#### Task to carry out
Below are some records. Pull every line that contains the word "anche".

#### Entries shown
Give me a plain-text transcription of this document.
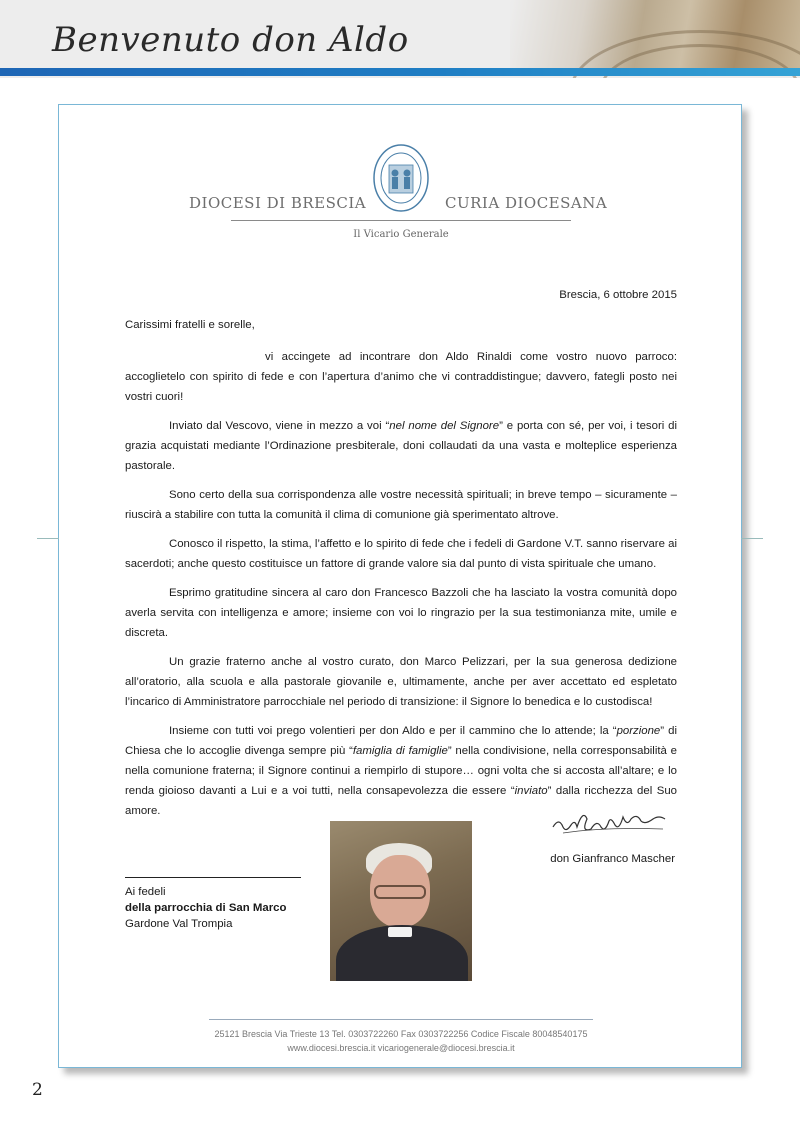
Benvenuto don Aldo
DIOCESI DI BRESCIA	CURIA DIOCESANA
Il Vicario Generale
Brescia, 6 ottobre 2015
Carissimi fratelli e sorelle,

vi accingete ad incontrare don Aldo Rinaldi come vostro nuovo parroco: accoglietelo con spirito di fede e con l’apertura d’animo che vi contraddistingue; davvero, fategli posto nei vostri cuori!

Inviato dal Vescovo, viene in mezzo a voi “nel nome del Signore” e porta con sé, per voi, i tesori di grazia acquistati mediante l’Ordinazione presbiterale, doni collaudati da una vasta e molteplice esperienza pastorale.

Sono certo della sua corrispondenza alle vostre necessità spirituali; in breve tempo – sicuramente – riuscirà a stabilire con tutta la comunità il clima di comunione già sperimentato altrove.

Conosco il rispetto, la stima, l’affetto e lo spirito di fede che i fedeli di Gardone V.T. sanno riservare ai sacerdoti; anche questo costituisce un fattore di grande valore sia dal punto di vista spirituale che umano.

Esprimo gratitudine sincera al caro don Francesco Bazzoli che ha lasciato la vostra comunità dopo averla servita con intelligenza e amore; insieme con voi lo ringrazio per la sua testimonianza mite, umile e discreta.

Un grazie fraterno anche al vostro curato, don Marco Pelizzari, per la sua generosa dedizione all’oratorio, alla scuola e alla pastorale giovanile e, ultimamente, anche per aver accettato ed espletato l’incarico di Amministratore parrocchiale nel periodo di transizione: il Signore lo benedica e lo custodisca!

Insieme con tutti voi prego volentieri per don Aldo e per il cammino che lo attende; la “porzione” di Chiesa che lo accoglie divenga sempre più “famiglia di famiglie” nella condivisione, nella corresponsabilità e nella comunione fraterna; il Signore continui a riempirlo di stupore… ogni volta che si accosta all’altare; e lo renda gioioso davanti a Lui e a voi tutti, nella consapevolezza die essere “inviato” dalla ricchezza del Suo amore.

don Gianfranco Mascher
Ai fedeli
della parrocchia di San Marco
Gardone Val Trompia
25121 Brescia Via Trieste 13 Tel. 0303722260 Fax 0303722256 Codice Fiscale 80048540175
www.diocesi.brescia.it vicariogenerale@diocesi.brescia.it
2
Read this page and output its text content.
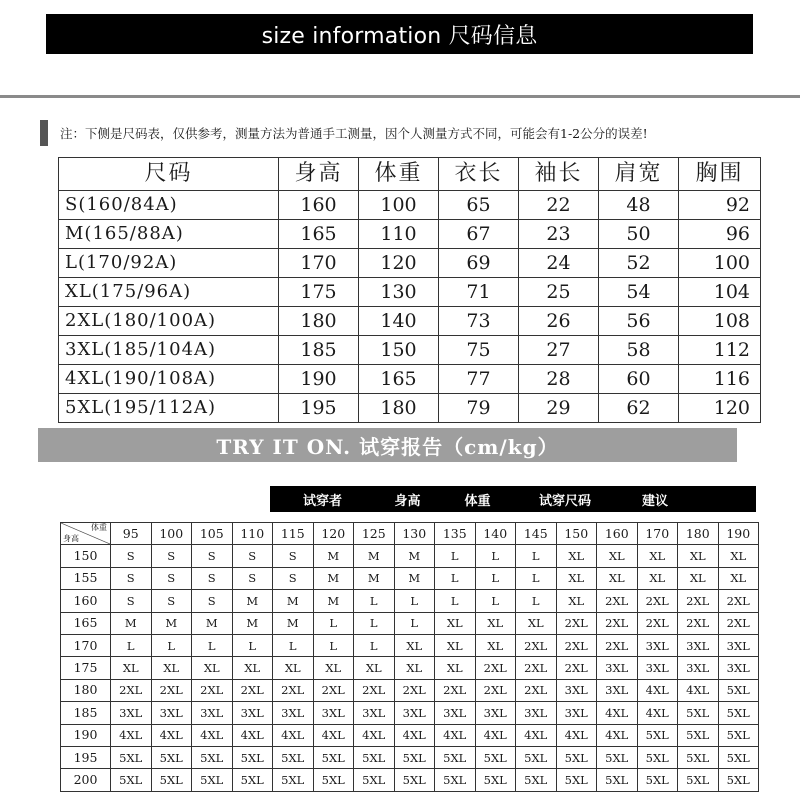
size information 尺码信息
注：下侧是尺码表，仅供参考，测量方法为普通手工测量，因个人测量方式不同，可能会有1-2公分的误差!
尺码	身高	体重	衣长	袖长	肩宽	胸围
S(160/84A)	160	100	65	22	48	92
M(165/88A)	165	110	67	23	50	96
L(170/92A)	170	120	69	24	52	100
XL(175/96A)	175	130	71	25	54	104
2XL(180/100A)	180	140	73	26	56	108
3XL(185/104A)	185	150	75	27	58	112
4XL(190/108A)	190	165	77	28	60	116
5XL(195/112A)	195	180	79	29	62	120
TRY IT ON. 试穿报告（cm/kg）
试穿者	身高	体重	试穿尺码	建议
体重
身高	95	100	105	110	115	120	125	130	135	140	145	150	160	170	180	190
150	S	S	S	S	S	M	M	M	L	L	L	XL	XL	XL	XL	XL
155	S	S	S	S	S	M	M	M	L	L	L	XL	XL	XL	XL	XL
160	S	S	S	M	M	M	L	L	L	L	L	XL	2XL	2XL	2XL	2XL
165	M	M	M	M	M	L	L	L	XL	XL	XL	2XL	2XL	2XL	2XL	2XL
170	L	L	L	L	L	L	L	XL	XL	XL	2XL	2XL	2XL	3XL	3XL	3XL
175	XL	XL	XL	XL	XL	XL	XL	XL	XL	2XL	2XL	2XL	3XL	3XL	3XL	3XL
180	2XL	2XL	2XL	2XL	2XL	2XL	2XL	2XL	2XL	2XL	2XL	3XL	3XL	4XL	4XL	5XL
185	3XL	3XL	3XL	3XL	3XL	3XL	3XL	3XL	3XL	3XL	3XL	3XL	4XL	4XL	5XL	5XL
190	4XL	4XL	4XL	4XL	4XL	4XL	4XL	4XL	4XL	4XL	4XL	4XL	4XL	5XL	5XL	5XL
195	5XL	5XL	5XL	5XL	5XL	5XL	5XL	5XL	5XL	5XL	5XL	5XL	5XL	5XL	5XL	5XL
200	5XL	5XL	5XL	5XL	5XL	5XL	5XL	5XL	5XL	5XL	5XL	5XL	5XL	5XL	5XL	5XL
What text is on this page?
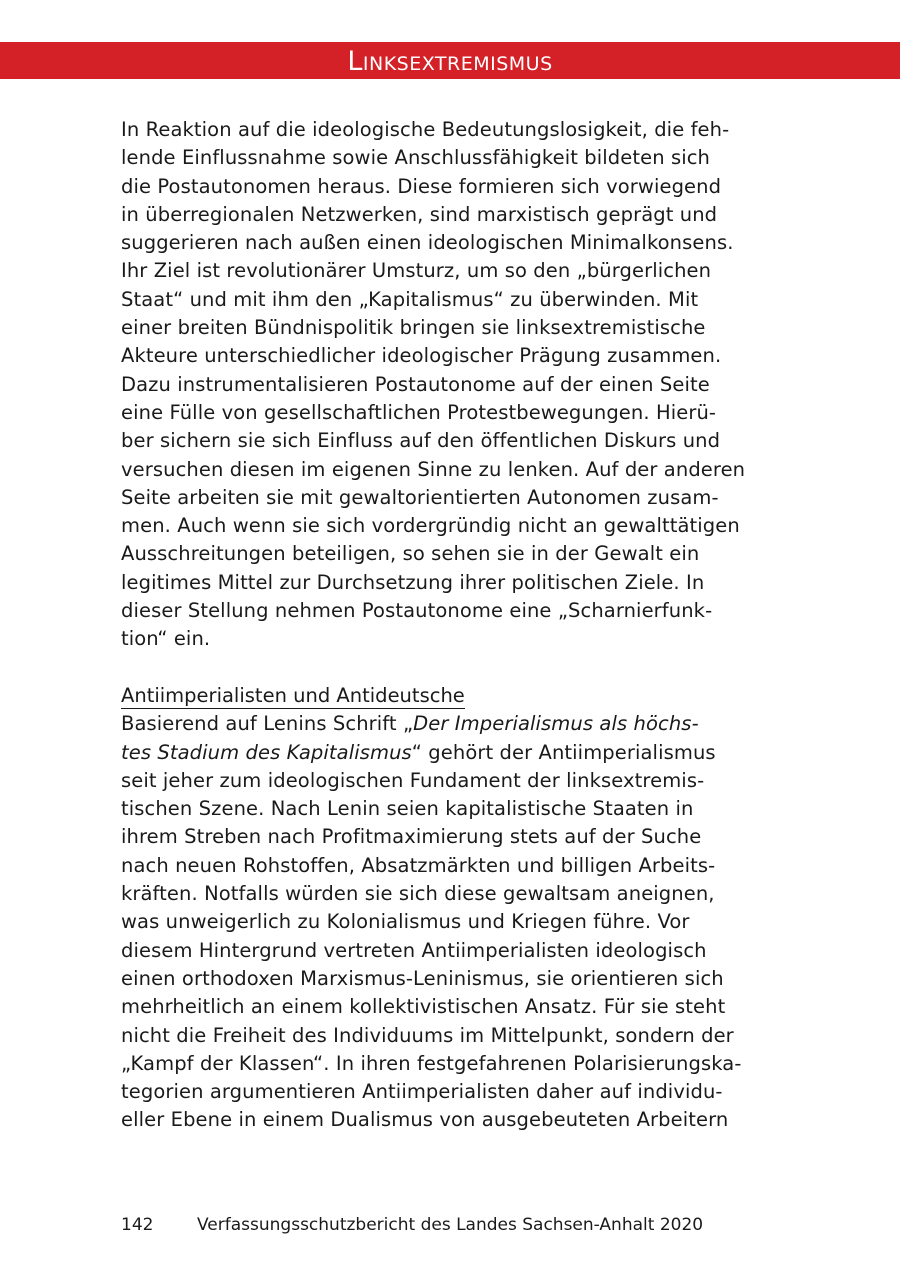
Linksextremismus
In Reaktion auf die ideologische Bedeutungslosigkeit, die feh-
lende Einflussnahme sowie Anschlussfähigkeit bildeten sich
die Postautonomen heraus. Diese formieren sich vorwiegend
in überregionalen Netzwerken, sind marxistisch geprägt und
suggerieren nach außen einen ideologischen Minimalkonsens.
Ihr Ziel ist revolutionärer Umsturz, um so den „bürgerlichen
Staat“ und mit ihm den „Kapitalismus“ zu überwinden. Mit
einer breiten Bündnispolitik bringen sie linksextremistische
Akteure unterschiedlicher ideologischer Prägung zusammen.
Dazu instrumentalisieren Postautonome auf der einen Seite
eine Fülle von gesellschaftlichen Protestbewegungen. Hierü-
ber sichern sie sich Einfluss auf den öffentlichen Diskurs und
versuchen diesen im eigenen Sinne zu lenken. Auf der anderen
Seite arbeiten sie mit gewaltorientierten Autonomen zusam-
men. Auch wenn sie sich vordergründig nicht an gewalttätigen
Ausschreitungen beteiligen, so sehen sie in der Gewalt ein
legitimes Mittel zur Durchsetzung ihrer politischen Ziele. In
dieser Stellung nehmen Postautonome eine „Scharnierfunk-
tion“ ein.
Antiimperialisten und Antideutsche
Basierend auf Lenins Schrift „Der Imperialismus als höchs-
tes Stadium des Kapitalismus“ gehört der Antiimperialismus
seit jeher zum ideologischen Fundament der linksextremis-
tischen Szene. Nach Lenin seien kapitalistische Staaten in
ihrem Streben nach Profitmaximierung stets auf der Suche
nach neuen Rohstoffen, Absatzmärkten und billigen Arbeits-
kräften. Notfalls würden sie sich diese gewaltsam aneignen,
was unweigerlich zu Kolonialismus und Kriegen führe. Vor
diesem Hintergrund vertreten Antiimperialisten ideologisch
einen orthodoxen Marxismus-Leninismus, sie orientieren sich
mehrheitlich an einem kollektivistischen Ansatz. Für sie steht
nicht die Freiheit des Individuums im Mittelpunkt, sondern der
„Kampf der Klassen“. In ihren festgefahrenen Polarisierungska-
tegorien argumentieren Antiimperialisten daher auf individu-
eller Ebene in einem Dualismus von ausgebeuteten Arbeitern
142	Verfassungsschutzbericht des Landes Sachsen-Anhalt 2020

#### Answer to the exercise
Conosco il rispetto, la stima, l’affetto e lo spirito di fede che i fedeli di Gardone V.T. sanno riservare ai sacerdoti; anche questo costituisce un fattore di grande valore sia dal punto di vista spirituale che umano.
Un grazie fraterno anche al vostro curato, don Marco Pelizzari, per la sua generosa dedizione all’oratorio, alla scuola e alla pastorale giovanile e, ultimamente, anche per aver accettato ed espletato l’incarico di Amministratore parrocchiale nel periodo di transizione: il Signore lo benedica e lo custodisca!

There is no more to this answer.